### Data listing:

══════

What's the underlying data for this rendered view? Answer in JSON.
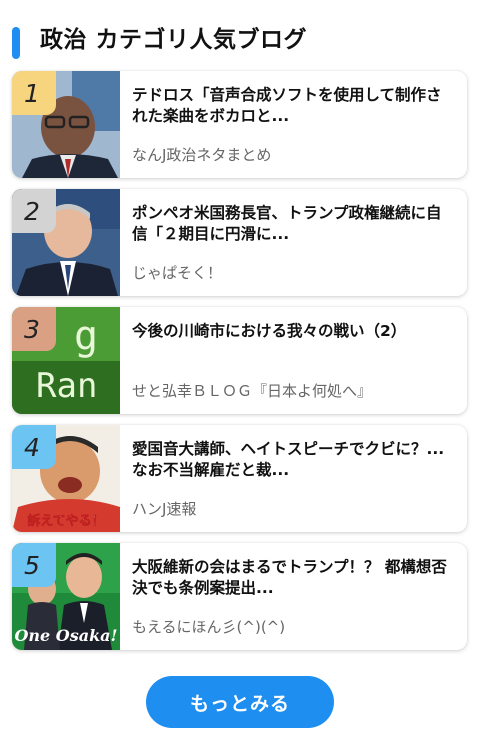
{
  "section": {
    "title": "政治 カテゴリ人気ブログ",
    "accent_color": "#1f8ef1"
  },
  "items": [
    {
      "rank": "1",
      "rank_color": "#f6d57e",
      "thumb_icon": "person-photo-icon",
      "title": "テドロス「音声合成ソフトを使用して制作された楽曲をボカロと...",
      "source": "なんJ政治ネタまとめ"
    },
    {
      "rank": "2",
      "rank_color": "#d3d3d3",
      "thumb_icon": "person-photo-icon",
      "title": "ポンペオ米国務長官、トランプ政権継続に自信「２期目に円滑に...",
      "source": "じゃぱそく！"
    },
    {
      "rank": "3",
      "rank_color": "#d9a083",
      "thumb_icon": "blog-ranking-banner-icon",
      "title": "今後の川崎市における我々の戦い（2）",
      "source": "せと弘幸ＢＬＯＧ『日本よ何処へ』",
      "thumb_text_1": "g",
      "thumb_text_2": "Ran"
    },
    {
      "rank": "4",
      "rank_color": "#6cc4f2",
      "thumb_icon": "person-photo-icon",
      "title": "愛国音大講師、ヘイトスピーチでクビに？...なお不当解雇だと裁...",
      "source": "ハンJ速報",
      "thumb_text": "訴えてやる！"
    },
    {
      "rank": "5",
      "rank_color": "#6cc4f2",
      "thumb_icon": "person-photo-icon",
      "title": "大阪維新の会はまるでトランプ！？ 都構想否決でも条例案提出...",
      "source": "もえるにほん彡(^)(^)",
      "thumb_text": "One Osaka!"
    }
  ],
  "more_button": {
    "label": "もっとみる"
  }
}
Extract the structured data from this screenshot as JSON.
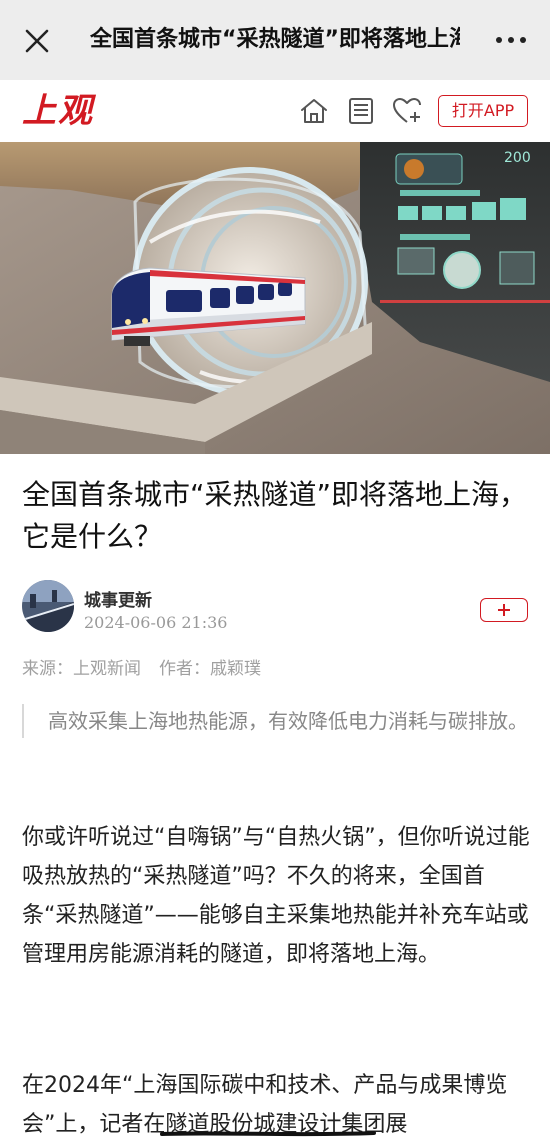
{
  "topbar": {
    "title": "全国首条城市“采热隧道”即将落地上海，它是什么？",
    "close_icon": "close-icon",
    "more_icon": "more-dots-icon"
  },
  "brandbar": {
    "logo_text": "上观",
    "home_icon": "home-icon",
    "news_icon": "newspaper-icon",
    "favorite_icon": "heart-plus-icon",
    "open_app_label": "打开APP",
    "brand_color": "#d21a22"
  },
  "article": {
    "headline": "全国首条城市“采热隧道”即将落地上海，它是什么？",
    "author": {
      "name": "城事更新",
      "time": "2024-06-06 21:36",
      "follow_icon": "plus-icon"
    },
    "meta": {
      "source": "来源：上观新闻",
      "writer": "作者：戚颖璞"
    },
    "summary": "高效采集上海地热能源，有效降低电力消耗与碳排放。",
    "paragraphs": [
      "你或许听说过“自嗨锅”与“自热火锅”，但你听说过能吸热放热的“采热隧道”吗？不久的将来，全国首条“采热隧道”——能够自主采集地热能并补充车站或管理用房能源消耗的隧道，即将落地上海。",
      "在2024年“上海国际碳中和技术、产品与成果博览会”上，记者在隧道股份城建设计集团展"
    ]
  }
}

══════

### Instructions for the task:
Every record above should come back exactly, but without its pictures.

### Worked solution:
What's the underlying data for this rendered view? Answer in JSON.
{
  "section": {
    "title": "政治 カテゴリ人気ブログ",
    "accent_color": "#1f8ef1"
  },
  "items": [
    {
      "rank": "1",
      "rank_color": "#f6d57e",
      "thumb_icon": "person-photo-icon",
      "title": "テドロス「音声合成ソフトを使用して制作された楽曲をボカロと...",
      "source": "なんJ政治ネタまとめ"
    },
    {
      "rank": "2",
      "rank_color": "#d3d3d3",
      "thumb_icon": "person-photo-icon",
      "title": "ポンペオ米国務長官、トランプ政権継続に自信「２期目に円滑に...",
      "source": "じゃぱそく！"
    },
    {
      "rank": "3",
      "rank_color": "#d9a083",
      "thumb_icon": "blog-ranking-banner-icon",
      "title": "今後の川崎市における我々の戦い（2）",
      "source": "せと弘幸ＢＬＯＧ『日本よ何処へ』",
      "thumb_text_1": "g",
      "thumb_text_2": "Ran"
    },
    {
      "rank": "4",
      "rank_color": "#6cc4f2",
      "thumb_icon": "person-photo-icon",
      "title": "愛国音大講師、ヘイトスピーチでクビに？...なお不当解雇だと裁...",
      "source": "ハンJ速報",
      "thumb_text": "訴えてやる！"
    },
    {
      "rank": "5",
      "rank_color": "#6cc4f2",
      "thumb_icon": "person-photo-icon",
      "title": "大阪維新の会はまるでトランプ！？ 都構想否決でも条例案提出...",
      "source": "もえるにほん彡(^)(^)",
      "thumb_text": "One Osaka!"
    }
  ],
  "more_button": {
    "label": "もっとみる"
  }
}
Extract the structured data from this screenshot as JSON.
{
  "topbar": {
    "title": "全国首条城市“采热隧道”即将落地上海，它是什么？",
    "close_icon": "close-icon",
    "more_icon": "more-dots-icon"
  },
  "brandbar": {
    "logo_text": "上观",
    "home_icon": "home-icon",
    "news_icon": "newspaper-icon",
    "favorite_icon": "heart-plus-icon",
    "open_app_label": "打开APP",
    "brand_color": "#d21a22"
  },
  "article": {
    "headline": "全国首条城市“采热隧道”即将落地上海，它是什么？",
    "author": {
      "name": "城事更新",
      "time": "2024-06-06 21:36",
      "follow_icon": "plus-icon"
    },
    "meta": {
      "source": "来源：上观新闻",
      "writer": "作者：戚颖璞"
    },
    "summary": "高效采集上海地热能源，有效降低电力消耗与碳排放。",
    "paragraphs": [
      "你或许听说过“自嗨锅”与“自热火锅”，但你听说过能吸热放热的“采热隧道”吗？不久的将来，全国首条“采热隧道”——能够自主采集地热能并补充车站或管理用房能源消耗的隧道，即将落地上海。",
      "在2024年“上海国际碳中和技术、产品与成果博览会”上，记者在隧道股份城建设计集团展"
    ]
  }
}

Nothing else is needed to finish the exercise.